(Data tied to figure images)

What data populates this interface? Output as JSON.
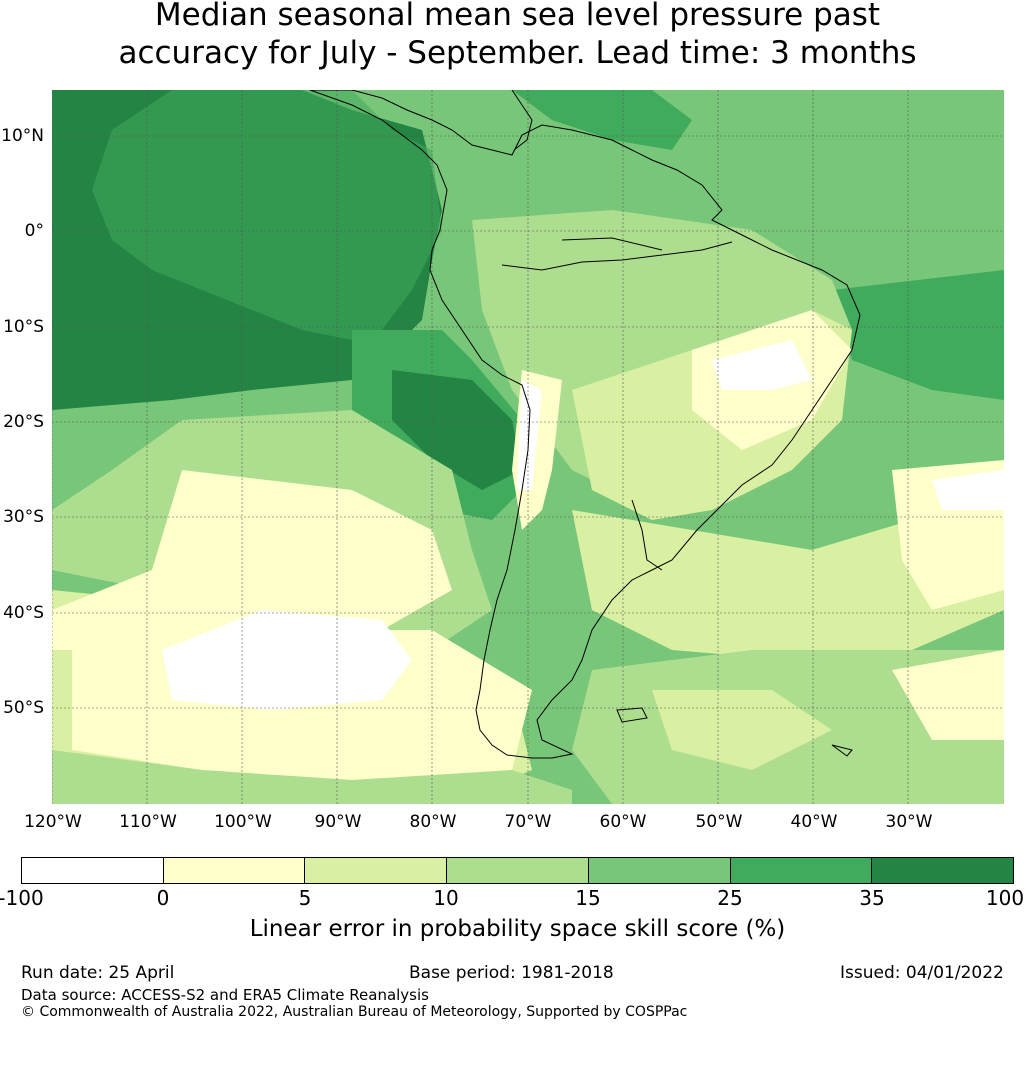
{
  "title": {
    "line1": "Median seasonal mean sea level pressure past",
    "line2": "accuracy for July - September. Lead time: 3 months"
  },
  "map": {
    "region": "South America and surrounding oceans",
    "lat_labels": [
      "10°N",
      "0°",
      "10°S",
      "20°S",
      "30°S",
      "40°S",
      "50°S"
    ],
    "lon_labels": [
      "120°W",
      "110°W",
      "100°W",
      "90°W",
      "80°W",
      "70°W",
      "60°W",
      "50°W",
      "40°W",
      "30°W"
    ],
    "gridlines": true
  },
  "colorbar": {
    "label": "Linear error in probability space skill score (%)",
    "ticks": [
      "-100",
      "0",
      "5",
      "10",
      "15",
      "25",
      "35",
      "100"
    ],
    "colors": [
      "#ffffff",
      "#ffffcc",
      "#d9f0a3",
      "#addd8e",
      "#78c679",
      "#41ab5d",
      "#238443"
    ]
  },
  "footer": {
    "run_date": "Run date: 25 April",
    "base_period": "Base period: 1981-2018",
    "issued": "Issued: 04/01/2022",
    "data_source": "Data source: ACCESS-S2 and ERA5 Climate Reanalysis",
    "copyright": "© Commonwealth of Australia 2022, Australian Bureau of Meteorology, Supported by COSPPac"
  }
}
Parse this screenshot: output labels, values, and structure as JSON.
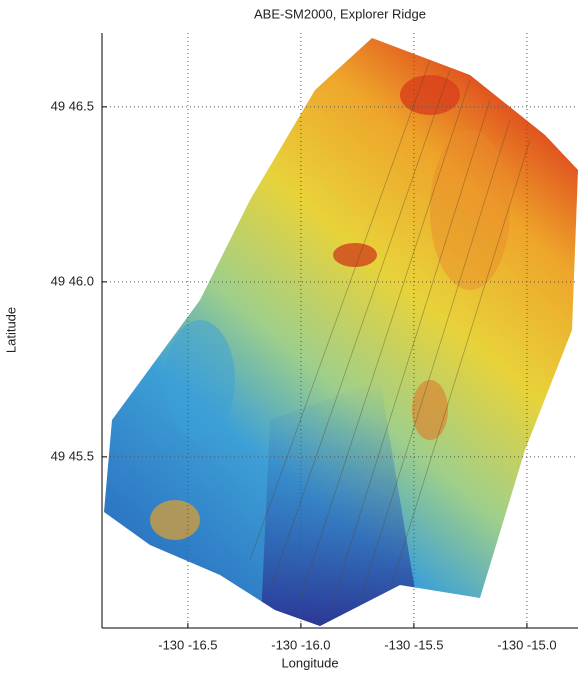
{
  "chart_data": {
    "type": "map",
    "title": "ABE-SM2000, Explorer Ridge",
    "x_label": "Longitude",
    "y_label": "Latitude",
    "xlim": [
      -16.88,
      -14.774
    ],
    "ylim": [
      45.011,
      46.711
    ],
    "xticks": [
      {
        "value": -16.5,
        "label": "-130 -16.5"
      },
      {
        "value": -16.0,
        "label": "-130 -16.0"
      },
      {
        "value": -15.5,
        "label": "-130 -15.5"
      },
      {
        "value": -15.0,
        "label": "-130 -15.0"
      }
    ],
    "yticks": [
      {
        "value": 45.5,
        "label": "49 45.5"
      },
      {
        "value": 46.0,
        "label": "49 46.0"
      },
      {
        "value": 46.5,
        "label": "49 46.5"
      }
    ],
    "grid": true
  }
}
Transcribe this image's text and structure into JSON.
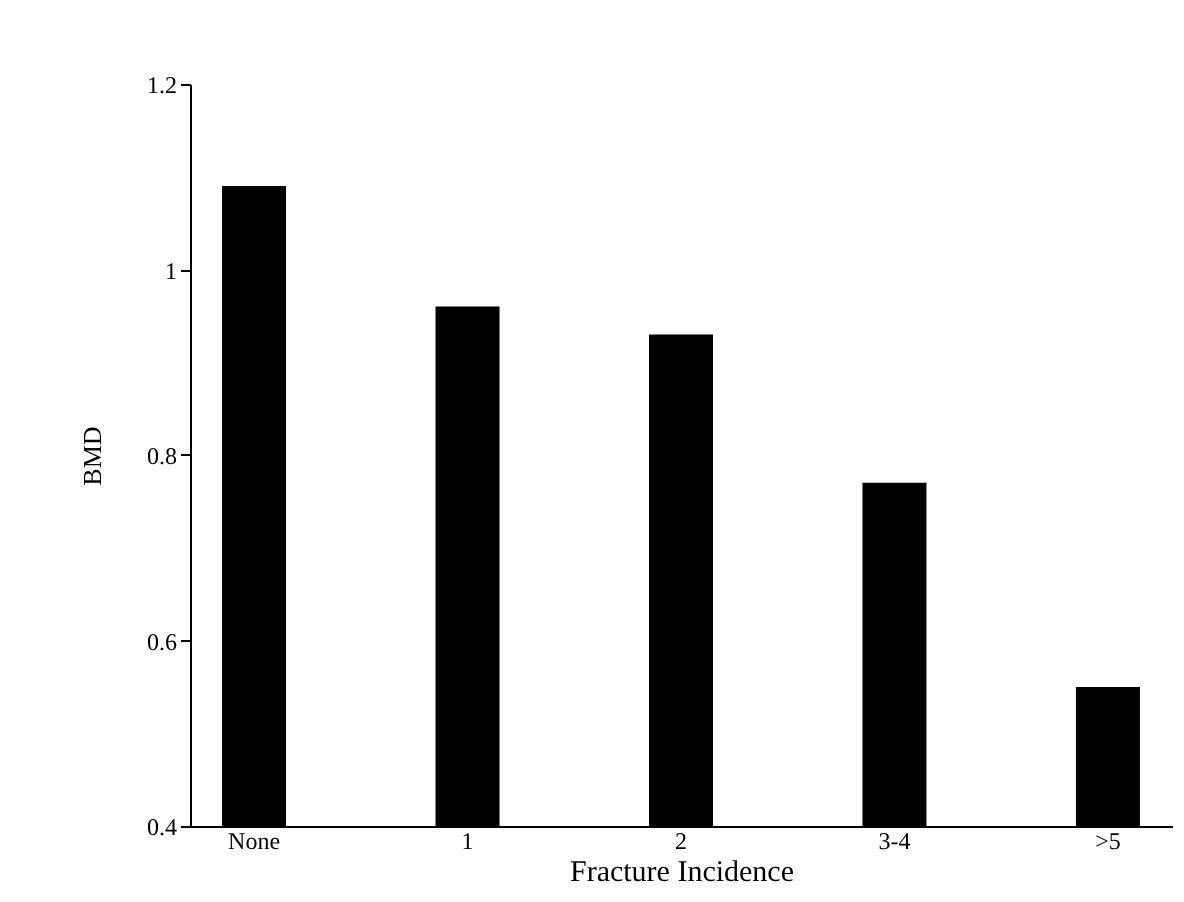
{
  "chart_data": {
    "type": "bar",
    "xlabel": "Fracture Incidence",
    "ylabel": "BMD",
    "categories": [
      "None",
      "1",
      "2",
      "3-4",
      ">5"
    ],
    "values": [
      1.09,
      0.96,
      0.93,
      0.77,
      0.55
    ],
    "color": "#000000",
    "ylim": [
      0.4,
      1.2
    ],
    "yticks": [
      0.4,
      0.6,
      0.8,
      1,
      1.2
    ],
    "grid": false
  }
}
* * *
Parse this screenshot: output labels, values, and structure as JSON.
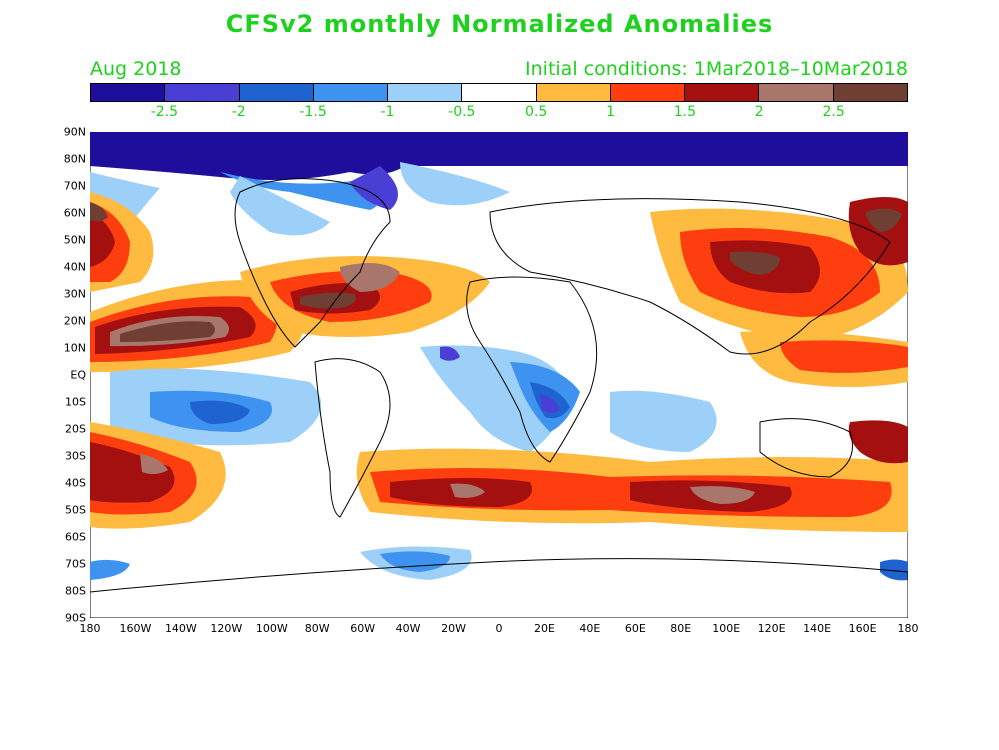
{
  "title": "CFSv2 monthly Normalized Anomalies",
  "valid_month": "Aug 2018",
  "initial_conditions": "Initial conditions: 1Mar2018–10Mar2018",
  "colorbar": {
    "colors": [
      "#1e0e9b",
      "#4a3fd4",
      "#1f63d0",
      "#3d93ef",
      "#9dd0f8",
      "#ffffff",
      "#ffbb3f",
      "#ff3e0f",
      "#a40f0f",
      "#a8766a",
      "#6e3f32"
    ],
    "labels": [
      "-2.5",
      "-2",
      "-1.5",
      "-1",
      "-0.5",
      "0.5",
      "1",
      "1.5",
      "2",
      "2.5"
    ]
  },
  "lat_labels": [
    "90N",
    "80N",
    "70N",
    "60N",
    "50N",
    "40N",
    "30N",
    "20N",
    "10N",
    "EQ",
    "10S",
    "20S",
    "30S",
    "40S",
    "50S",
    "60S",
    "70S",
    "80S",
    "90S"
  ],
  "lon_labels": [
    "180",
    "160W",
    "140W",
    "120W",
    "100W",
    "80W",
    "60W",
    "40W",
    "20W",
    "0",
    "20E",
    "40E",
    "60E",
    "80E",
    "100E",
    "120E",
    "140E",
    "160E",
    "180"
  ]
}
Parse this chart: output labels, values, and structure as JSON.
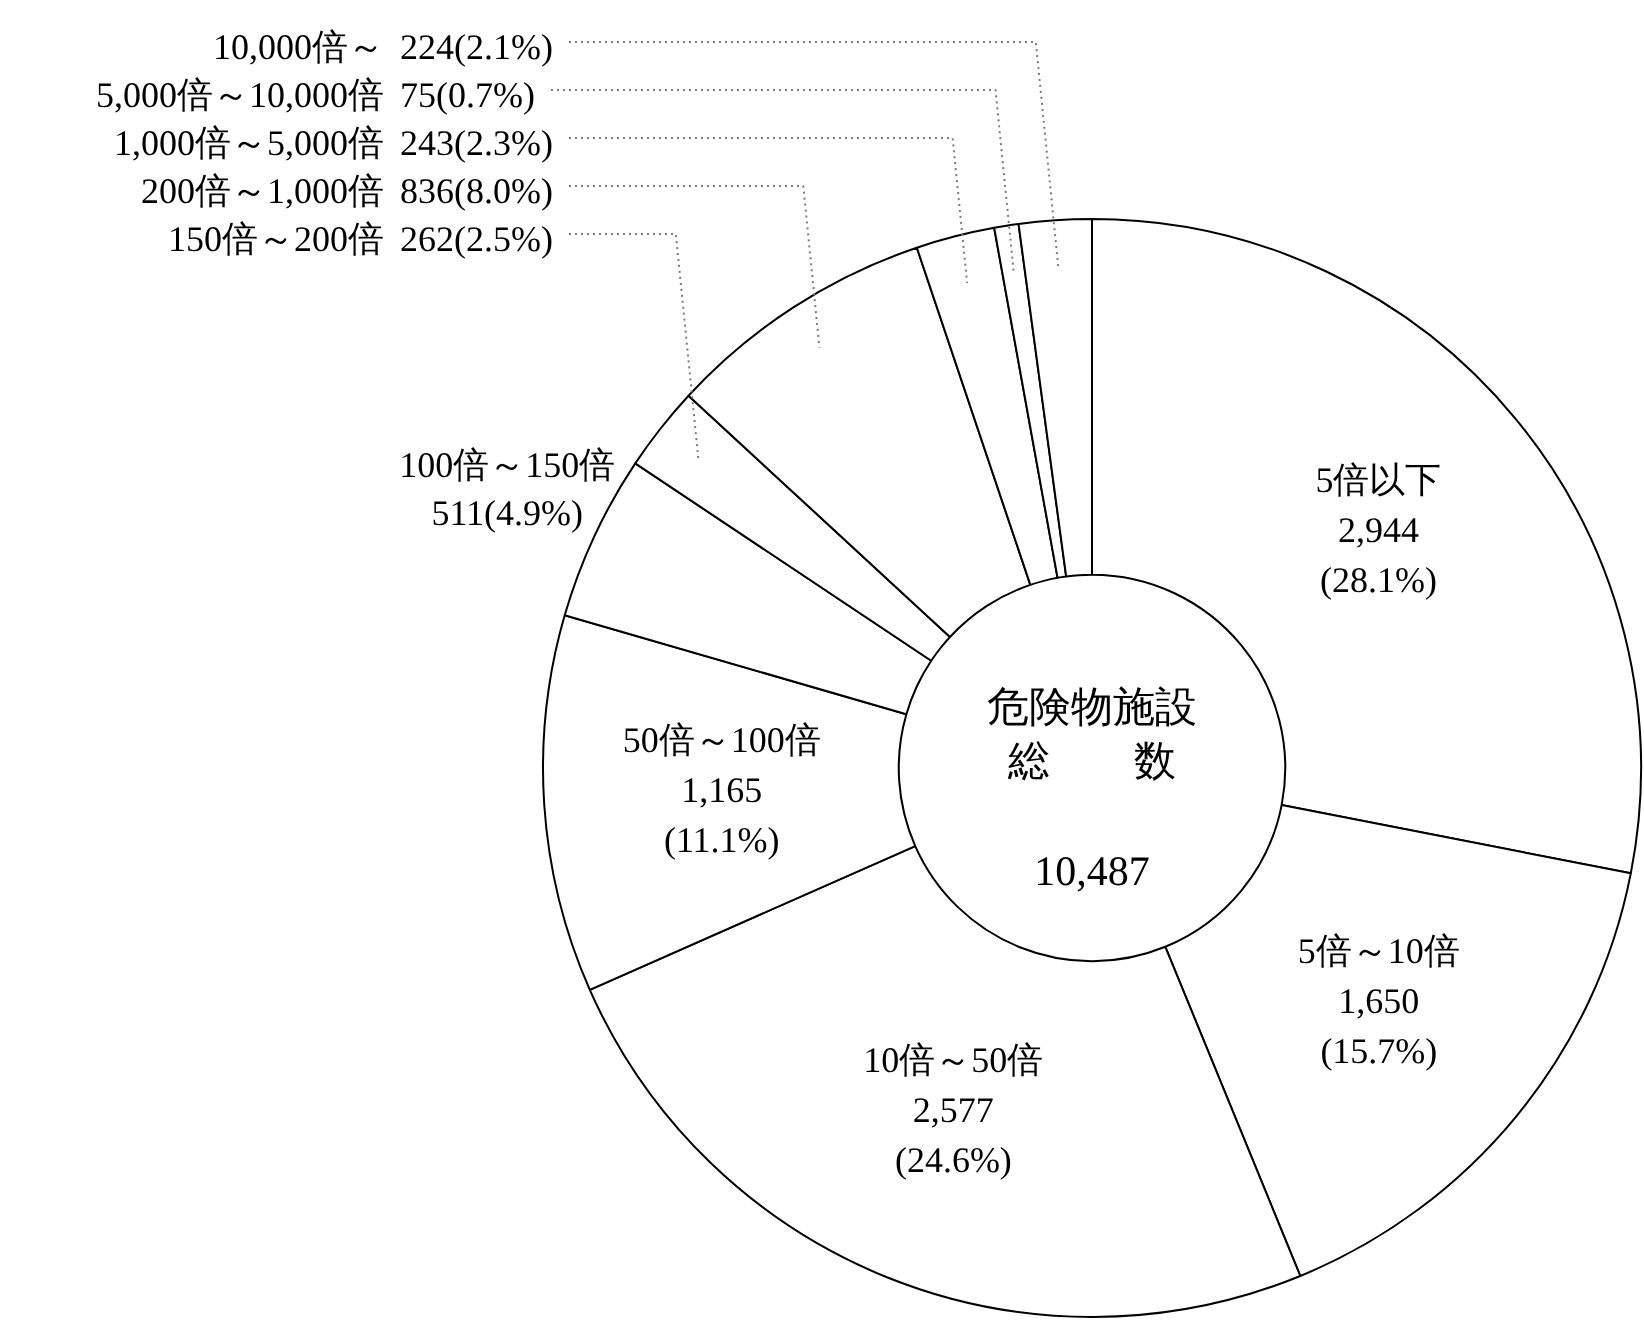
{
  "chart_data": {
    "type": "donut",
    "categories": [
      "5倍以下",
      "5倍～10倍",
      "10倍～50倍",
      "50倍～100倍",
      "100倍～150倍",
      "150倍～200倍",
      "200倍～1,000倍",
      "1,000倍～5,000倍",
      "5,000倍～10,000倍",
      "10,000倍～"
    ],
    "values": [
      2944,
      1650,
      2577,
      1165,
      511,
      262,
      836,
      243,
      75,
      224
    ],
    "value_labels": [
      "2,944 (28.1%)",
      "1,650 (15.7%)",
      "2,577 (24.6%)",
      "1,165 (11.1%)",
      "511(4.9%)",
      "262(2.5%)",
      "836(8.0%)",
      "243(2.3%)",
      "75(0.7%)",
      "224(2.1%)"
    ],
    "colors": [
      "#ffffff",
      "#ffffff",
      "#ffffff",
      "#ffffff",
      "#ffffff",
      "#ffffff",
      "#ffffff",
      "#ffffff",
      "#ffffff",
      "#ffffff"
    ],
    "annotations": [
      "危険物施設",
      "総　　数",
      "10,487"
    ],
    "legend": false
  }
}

* CHALLENGE *
From the listing above, copy all lines holding the word "JSON".

* OUTPUT OF THE TASK *
What data populates this interface? Output as JSON.
Parse this screenshot: output labels, values, and structure as JSON.
Transcribe this image's text and structure into JSON.
Parse this screenshot: output labels, values, and structure as JSON.
Parse this chart: output labels, values, and structure as JSON.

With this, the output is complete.